>> Begin Record set

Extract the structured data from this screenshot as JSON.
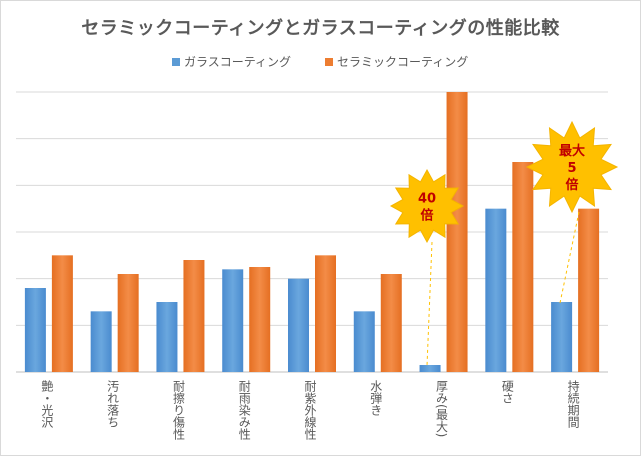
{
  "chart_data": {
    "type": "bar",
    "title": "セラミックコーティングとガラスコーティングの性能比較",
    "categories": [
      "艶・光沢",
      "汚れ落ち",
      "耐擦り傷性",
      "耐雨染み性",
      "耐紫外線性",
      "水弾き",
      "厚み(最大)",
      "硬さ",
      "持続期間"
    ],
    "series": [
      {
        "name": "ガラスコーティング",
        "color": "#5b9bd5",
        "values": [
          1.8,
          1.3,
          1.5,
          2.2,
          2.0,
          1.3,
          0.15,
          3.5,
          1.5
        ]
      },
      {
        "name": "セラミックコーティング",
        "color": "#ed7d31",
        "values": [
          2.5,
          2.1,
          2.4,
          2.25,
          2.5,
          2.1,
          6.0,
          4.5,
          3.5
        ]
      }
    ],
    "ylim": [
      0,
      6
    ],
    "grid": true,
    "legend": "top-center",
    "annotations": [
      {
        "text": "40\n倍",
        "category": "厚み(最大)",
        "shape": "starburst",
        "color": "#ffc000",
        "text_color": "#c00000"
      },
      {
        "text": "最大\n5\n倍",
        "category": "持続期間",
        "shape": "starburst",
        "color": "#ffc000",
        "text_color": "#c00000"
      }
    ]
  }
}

>> End Record set
>> Begin Record set

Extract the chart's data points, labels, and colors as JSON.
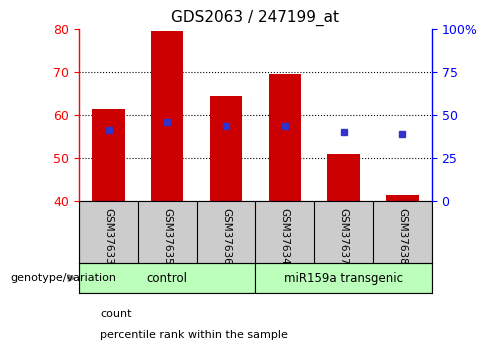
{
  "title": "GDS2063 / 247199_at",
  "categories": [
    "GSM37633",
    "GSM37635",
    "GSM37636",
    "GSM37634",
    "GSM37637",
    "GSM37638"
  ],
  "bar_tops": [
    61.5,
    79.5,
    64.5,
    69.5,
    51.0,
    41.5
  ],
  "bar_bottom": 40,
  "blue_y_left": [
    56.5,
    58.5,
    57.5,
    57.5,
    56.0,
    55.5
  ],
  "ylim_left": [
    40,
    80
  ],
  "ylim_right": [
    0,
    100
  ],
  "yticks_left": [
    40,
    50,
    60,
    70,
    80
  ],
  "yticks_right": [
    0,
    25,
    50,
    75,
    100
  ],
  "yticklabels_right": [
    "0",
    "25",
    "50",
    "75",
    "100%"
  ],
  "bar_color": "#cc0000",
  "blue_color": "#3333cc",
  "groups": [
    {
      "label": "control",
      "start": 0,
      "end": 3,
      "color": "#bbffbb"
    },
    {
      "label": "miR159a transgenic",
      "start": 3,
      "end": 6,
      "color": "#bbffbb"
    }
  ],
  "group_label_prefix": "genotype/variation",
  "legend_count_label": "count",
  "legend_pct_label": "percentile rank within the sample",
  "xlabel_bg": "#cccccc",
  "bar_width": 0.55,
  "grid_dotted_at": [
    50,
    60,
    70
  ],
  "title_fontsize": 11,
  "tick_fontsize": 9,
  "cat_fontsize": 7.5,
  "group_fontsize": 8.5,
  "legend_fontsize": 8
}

>> End Record set

** What is needed **
Copy each line of the records containing the string "Extract".

** Task result **
Extract the structured data from this screenshot as JSON.
Extract the chart's data points, labels, and colors as JSON.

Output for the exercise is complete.